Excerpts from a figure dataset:
start

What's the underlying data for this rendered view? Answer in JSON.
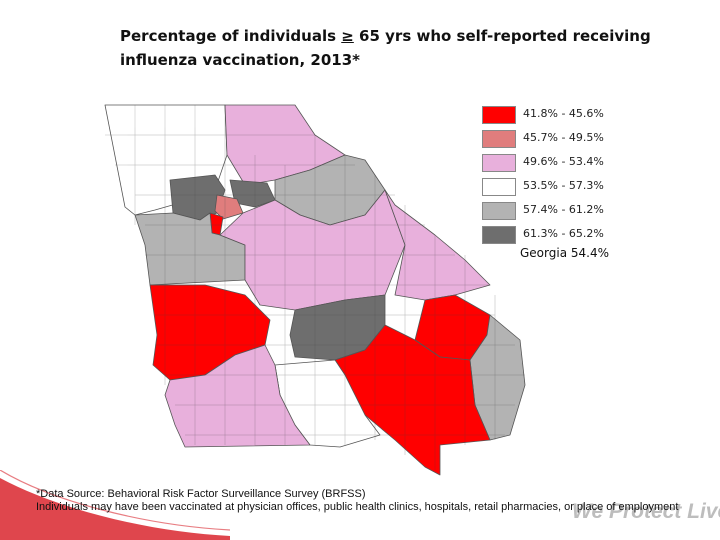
{
  "title": {
    "line1_prefix": "Percentage of individuals ",
    "ge_symbol": "≥",
    "line1_suffix": " 65 yrs who self-reported receiving",
    "line2": "influenza vaccination, 2013*"
  },
  "legend": [
    {
      "label": "41.8% - 45.6%",
      "color": "#ff0000"
    },
    {
      "label": "45.7% - 49.5%",
      "color": "#e07d7d"
    },
    {
      "label": "49.6% - 53.4%",
      "color": "#e8b0dc"
    },
    {
      "label": "53.5% - 57.3%",
      "color": "#ffffff"
    },
    {
      "label": "57.4% - 61.2%",
      "color": "#b3b3b3"
    },
    {
      "label": "61.3% - 65.2%",
      "color": "#6e6e6e"
    }
  ],
  "state_average": "Georgia 54.4%",
  "footnote": {
    "line1": "*Data Source: Behavioral Risk Factor Surveillance Survey (BRFSS)",
    "line2": "Individuals may have been vaccinated at physician offices, public health clinics, hospitals, retail pharmacies, or place of employment"
  },
  "tagline": "We Protect Lives.",
  "colors": {
    "accent": "#d9262e",
    "outline": "#555555"
  }
}
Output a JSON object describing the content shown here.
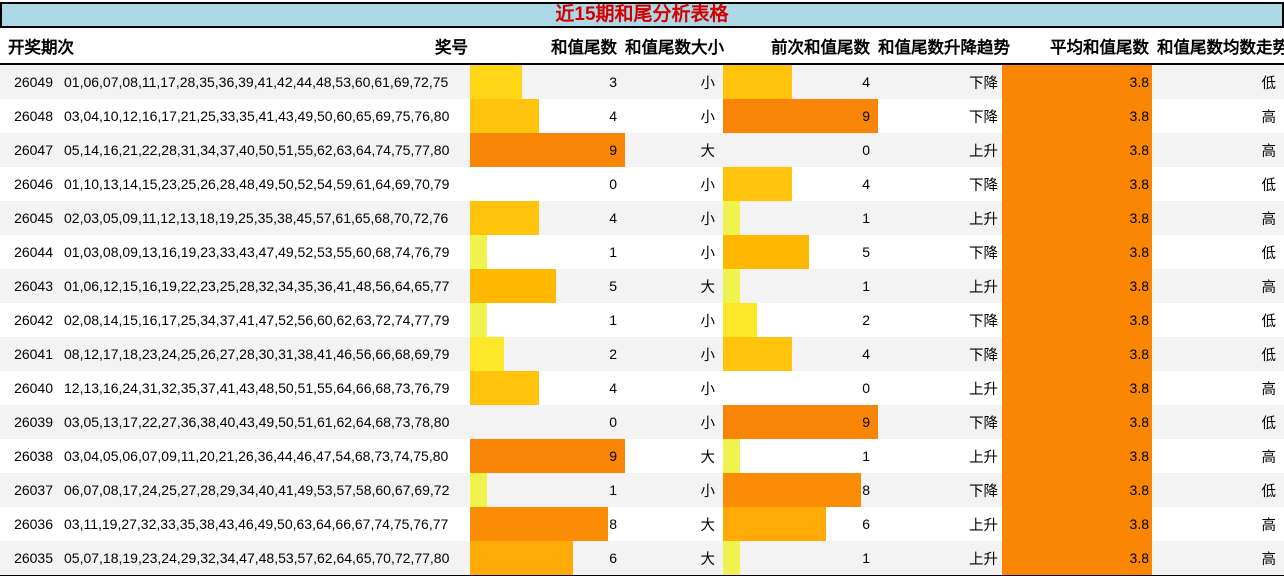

end

# Aim of the task
Return all lines with the word "label" in them.

# Task answer
      "label": "41.8% - 45.6%",
      "label": "45.7% - 49.5%",
      "label": "49.6% - 53.4%",
      "label": "53.5% - 57.3%",
      "label": "57.4% - 61.2%",
      "label": "61.3% - 65.2%",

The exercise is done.